__GOAL__. Examine the records and identify each line that includes the string "Collimator". Copy those lines.

Items listed in a dataset:
/---

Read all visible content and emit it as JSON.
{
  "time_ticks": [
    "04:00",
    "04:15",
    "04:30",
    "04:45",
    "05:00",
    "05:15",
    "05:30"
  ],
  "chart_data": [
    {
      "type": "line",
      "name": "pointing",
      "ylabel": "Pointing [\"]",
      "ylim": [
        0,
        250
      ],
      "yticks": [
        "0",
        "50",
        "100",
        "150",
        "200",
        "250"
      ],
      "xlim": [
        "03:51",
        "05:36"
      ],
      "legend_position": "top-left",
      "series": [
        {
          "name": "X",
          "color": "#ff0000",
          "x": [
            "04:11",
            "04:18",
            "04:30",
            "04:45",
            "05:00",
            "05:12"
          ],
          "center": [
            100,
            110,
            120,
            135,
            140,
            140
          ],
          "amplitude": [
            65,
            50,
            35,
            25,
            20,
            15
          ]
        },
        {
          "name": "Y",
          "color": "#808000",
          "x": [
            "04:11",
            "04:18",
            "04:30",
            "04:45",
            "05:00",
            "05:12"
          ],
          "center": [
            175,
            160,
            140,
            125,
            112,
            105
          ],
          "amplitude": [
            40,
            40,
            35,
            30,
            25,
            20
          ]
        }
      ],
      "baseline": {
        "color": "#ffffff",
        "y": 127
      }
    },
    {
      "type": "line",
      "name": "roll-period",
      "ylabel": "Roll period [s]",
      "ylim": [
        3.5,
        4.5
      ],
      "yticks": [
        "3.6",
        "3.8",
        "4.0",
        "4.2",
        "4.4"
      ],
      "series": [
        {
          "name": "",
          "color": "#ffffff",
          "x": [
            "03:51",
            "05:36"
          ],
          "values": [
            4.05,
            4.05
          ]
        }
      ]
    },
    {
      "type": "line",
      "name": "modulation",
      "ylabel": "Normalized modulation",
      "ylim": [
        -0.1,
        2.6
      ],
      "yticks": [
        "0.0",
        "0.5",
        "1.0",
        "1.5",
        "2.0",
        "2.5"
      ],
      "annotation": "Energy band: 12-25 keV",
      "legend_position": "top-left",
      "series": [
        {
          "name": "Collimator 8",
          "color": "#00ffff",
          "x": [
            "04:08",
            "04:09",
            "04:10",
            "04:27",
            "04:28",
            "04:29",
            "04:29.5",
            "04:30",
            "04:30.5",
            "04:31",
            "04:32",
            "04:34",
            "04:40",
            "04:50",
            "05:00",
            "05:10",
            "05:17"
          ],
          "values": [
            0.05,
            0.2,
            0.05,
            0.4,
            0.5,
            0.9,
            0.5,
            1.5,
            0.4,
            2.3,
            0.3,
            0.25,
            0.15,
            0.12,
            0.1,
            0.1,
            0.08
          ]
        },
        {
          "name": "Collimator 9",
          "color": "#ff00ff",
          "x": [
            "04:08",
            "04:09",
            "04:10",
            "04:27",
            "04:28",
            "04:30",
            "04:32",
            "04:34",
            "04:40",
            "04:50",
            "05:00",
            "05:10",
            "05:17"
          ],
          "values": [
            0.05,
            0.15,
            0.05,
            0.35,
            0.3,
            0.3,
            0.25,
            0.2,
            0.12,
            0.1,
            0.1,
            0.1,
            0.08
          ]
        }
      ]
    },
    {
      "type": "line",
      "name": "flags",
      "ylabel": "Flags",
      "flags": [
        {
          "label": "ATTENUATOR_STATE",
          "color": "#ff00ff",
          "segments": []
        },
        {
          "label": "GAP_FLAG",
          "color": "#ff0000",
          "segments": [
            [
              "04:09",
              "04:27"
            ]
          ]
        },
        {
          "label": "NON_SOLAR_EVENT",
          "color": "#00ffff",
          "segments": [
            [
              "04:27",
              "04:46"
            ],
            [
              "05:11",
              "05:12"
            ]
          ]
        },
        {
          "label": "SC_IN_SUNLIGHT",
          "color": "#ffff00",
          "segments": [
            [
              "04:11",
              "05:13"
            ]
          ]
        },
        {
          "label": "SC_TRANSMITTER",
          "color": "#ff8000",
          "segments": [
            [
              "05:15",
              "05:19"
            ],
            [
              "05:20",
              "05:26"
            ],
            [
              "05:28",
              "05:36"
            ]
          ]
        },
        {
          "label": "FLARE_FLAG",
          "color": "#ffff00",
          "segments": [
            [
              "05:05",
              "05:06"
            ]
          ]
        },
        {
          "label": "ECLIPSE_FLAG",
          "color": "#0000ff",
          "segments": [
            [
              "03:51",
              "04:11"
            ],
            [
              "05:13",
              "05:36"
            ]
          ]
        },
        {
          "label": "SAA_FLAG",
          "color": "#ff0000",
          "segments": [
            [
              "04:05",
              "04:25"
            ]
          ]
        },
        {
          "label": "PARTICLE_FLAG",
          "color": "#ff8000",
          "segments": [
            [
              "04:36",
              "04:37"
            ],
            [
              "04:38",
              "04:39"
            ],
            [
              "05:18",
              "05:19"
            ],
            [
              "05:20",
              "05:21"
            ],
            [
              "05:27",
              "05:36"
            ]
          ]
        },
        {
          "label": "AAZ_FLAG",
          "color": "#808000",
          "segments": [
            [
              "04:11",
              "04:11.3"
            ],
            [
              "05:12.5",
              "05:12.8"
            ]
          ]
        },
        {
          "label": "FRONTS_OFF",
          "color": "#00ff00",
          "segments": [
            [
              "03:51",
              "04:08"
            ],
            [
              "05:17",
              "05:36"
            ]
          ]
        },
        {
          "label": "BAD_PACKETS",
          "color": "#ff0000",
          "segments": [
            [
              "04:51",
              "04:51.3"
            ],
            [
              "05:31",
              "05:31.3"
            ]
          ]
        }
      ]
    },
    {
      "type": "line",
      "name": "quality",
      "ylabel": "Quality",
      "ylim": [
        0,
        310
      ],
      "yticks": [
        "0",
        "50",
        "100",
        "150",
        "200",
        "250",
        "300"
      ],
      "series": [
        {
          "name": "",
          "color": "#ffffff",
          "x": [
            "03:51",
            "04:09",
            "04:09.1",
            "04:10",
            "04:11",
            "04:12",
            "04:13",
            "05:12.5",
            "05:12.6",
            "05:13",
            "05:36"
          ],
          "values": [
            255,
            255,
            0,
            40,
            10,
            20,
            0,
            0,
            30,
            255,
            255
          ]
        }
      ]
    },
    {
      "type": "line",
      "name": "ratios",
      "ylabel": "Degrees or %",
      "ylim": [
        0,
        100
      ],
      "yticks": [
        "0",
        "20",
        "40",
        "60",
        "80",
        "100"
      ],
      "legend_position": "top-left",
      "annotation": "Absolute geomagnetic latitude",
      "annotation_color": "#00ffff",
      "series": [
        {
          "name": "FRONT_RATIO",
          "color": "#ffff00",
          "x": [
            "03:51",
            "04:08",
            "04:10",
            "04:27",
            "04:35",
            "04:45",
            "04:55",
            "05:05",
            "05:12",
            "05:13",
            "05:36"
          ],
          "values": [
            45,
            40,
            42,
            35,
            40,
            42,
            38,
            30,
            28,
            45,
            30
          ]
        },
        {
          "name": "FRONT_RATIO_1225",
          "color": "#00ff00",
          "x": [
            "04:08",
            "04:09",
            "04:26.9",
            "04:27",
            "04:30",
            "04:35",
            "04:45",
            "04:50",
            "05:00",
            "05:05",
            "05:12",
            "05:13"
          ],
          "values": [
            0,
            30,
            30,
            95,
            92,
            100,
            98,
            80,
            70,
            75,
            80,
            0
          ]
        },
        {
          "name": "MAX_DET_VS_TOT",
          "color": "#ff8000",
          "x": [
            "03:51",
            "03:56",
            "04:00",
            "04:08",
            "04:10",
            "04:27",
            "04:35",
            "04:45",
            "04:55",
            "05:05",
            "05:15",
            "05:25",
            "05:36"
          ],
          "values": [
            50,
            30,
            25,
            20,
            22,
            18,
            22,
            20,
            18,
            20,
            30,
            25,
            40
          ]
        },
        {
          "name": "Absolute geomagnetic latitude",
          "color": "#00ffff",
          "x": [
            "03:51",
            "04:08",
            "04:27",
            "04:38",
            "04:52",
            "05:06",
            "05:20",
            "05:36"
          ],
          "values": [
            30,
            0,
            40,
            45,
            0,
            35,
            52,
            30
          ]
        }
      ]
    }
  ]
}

\---

__THE ANSWER__.
          "name": "Collimator 8",
          "name": "Collimator 9",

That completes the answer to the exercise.